- Material supplied -
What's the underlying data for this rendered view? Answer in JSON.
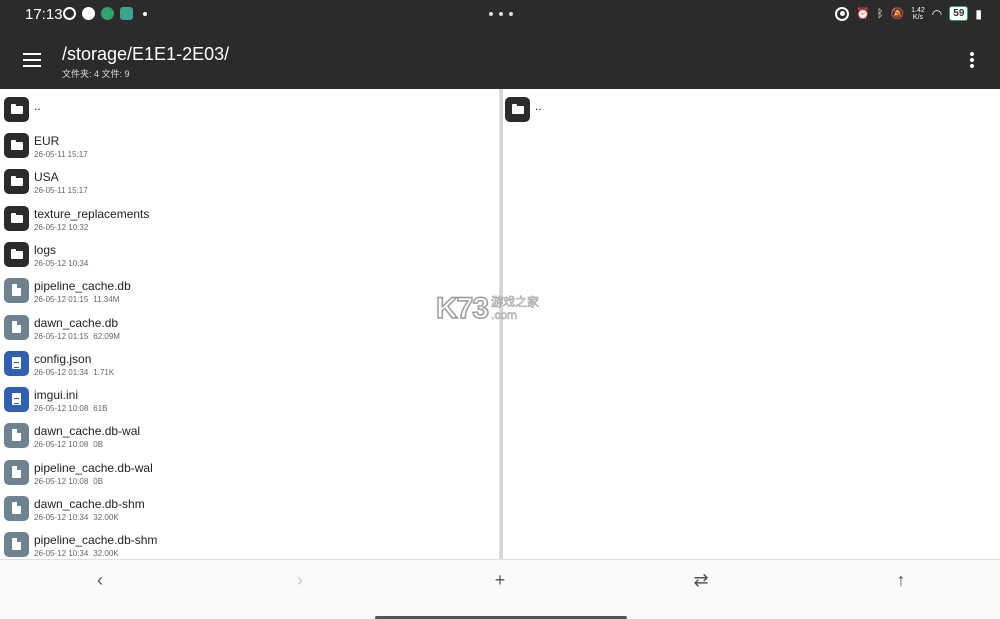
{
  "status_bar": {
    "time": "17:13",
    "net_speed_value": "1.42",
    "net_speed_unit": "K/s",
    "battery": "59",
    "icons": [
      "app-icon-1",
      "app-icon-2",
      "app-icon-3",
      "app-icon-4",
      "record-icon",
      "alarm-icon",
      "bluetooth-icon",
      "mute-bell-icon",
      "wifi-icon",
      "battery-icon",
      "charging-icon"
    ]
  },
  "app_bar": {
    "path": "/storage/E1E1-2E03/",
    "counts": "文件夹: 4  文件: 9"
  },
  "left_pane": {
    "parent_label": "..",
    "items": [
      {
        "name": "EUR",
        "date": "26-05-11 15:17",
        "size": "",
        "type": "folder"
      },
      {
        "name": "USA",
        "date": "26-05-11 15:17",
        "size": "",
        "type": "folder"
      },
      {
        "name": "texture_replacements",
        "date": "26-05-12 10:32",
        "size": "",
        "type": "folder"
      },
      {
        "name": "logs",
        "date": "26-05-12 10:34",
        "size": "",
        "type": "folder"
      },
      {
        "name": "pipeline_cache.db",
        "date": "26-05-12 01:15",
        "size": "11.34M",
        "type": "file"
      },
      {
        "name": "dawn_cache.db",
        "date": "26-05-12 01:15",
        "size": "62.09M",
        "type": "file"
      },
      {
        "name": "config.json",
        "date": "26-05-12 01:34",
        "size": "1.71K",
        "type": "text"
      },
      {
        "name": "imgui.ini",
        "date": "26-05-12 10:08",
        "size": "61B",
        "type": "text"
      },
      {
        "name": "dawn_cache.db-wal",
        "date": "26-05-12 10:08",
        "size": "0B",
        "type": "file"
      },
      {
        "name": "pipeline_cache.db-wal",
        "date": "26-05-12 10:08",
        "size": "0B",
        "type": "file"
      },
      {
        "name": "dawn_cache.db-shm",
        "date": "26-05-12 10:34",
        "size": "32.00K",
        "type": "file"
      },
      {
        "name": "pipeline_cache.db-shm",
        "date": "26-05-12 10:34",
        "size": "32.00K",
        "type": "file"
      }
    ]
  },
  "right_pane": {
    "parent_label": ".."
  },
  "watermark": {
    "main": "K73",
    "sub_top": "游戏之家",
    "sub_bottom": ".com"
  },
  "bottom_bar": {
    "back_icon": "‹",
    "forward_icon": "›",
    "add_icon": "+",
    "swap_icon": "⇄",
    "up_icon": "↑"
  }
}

- Task description -
From the data above, write out everything exactly except the pictures.

- Response -
What's the underlying data for this rendered view? Answer in JSON.
{
  "status_bar": {
    "time": "17:13",
    "net_speed_value": "1.42",
    "net_speed_unit": "K/s",
    "battery": "59",
    "icons": [
      "app-icon-1",
      "app-icon-2",
      "app-icon-3",
      "app-icon-4",
      "record-icon",
      "alarm-icon",
      "bluetooth-icon",
      "mute-bell-icon",
      "wifi-icon",
      "battery-icon",
      "charging-icon"
    ]
  },
  "app_bar": {
    "path": "/storage/E1E1-2E03/",
    "counts": "文件夹: 4  文件: 9"
  },
  "left_pane": {
    "parent_label": "..",
    "items": [
      {
        "name": "EUR",
        "date": "26-05-11 15:17",
        "size": "",
        "type": "folder"
      },
      {
        "name": "USA",
        "date": "26-05-11 15:17",
        "size": "",
        "type": "folder"
      },
      {
        "name": "texture_replacements",
        "date": "26-05-12 10:32",
        "size": "",
        "type": "folder"
      },
      {
        "name": "logs",
        "date": "26-05-12 10:34",
        "size": "",
        "type": "folder"
      },
      {
        "name": "pipeline_cache.db",
        "date": "26-05-12 01:15",
        "size": "11.34M",
        "type": "file"
      },
      {
        "name": "dawn_cache.db",
        "date": "26-05-12 01:15",
        "size": "62.09M",
        "type": "file"
      },
      {
        "name": "config.json",
        "date": "26-05-12 01:34",
        "size": "1.71K",
        "type": "text"
      },
      {
        "name": "imgui.ini",
        "date": "26-05-12 10:08",
        "size": "61B",
        "type": "text"
      },
      {
        "name": "dawn_cache.db-wal",
        "date": "26-05-12 10:08",
        "size": "0B",
        "type": "file"
      },
      {
        "name": "pipeline_cache.db-wal",
        "date": "26-05-12 10:08",
        "size": "0B",
        "type": "file"
      },
      {
        "name": "dawn_cache.db-shm",
        "date": "26-05-12 10:34",
        "size": "32.00K",
        "type": "file"
      },
      {
        "name": "pipeline_cache.db-shm",
        "date": "26-05-12 10:34",
        "size": "32.00K",
        "type": "file"
      }
    ]
  },
  "right_pane": {
    "parent_label": ".."
  },
  "watermark": {
    "main": "K73",
    "sub_top": "游戏之家",
    "sub_bottom": ".com"
  },
  "bottom_bar": {
    "back_icon": "‹",
    "forward_icon": "›",
    "add_icon": "+",
    "swap_icon": "⇄",
    "up_icon": "↑"
  }
}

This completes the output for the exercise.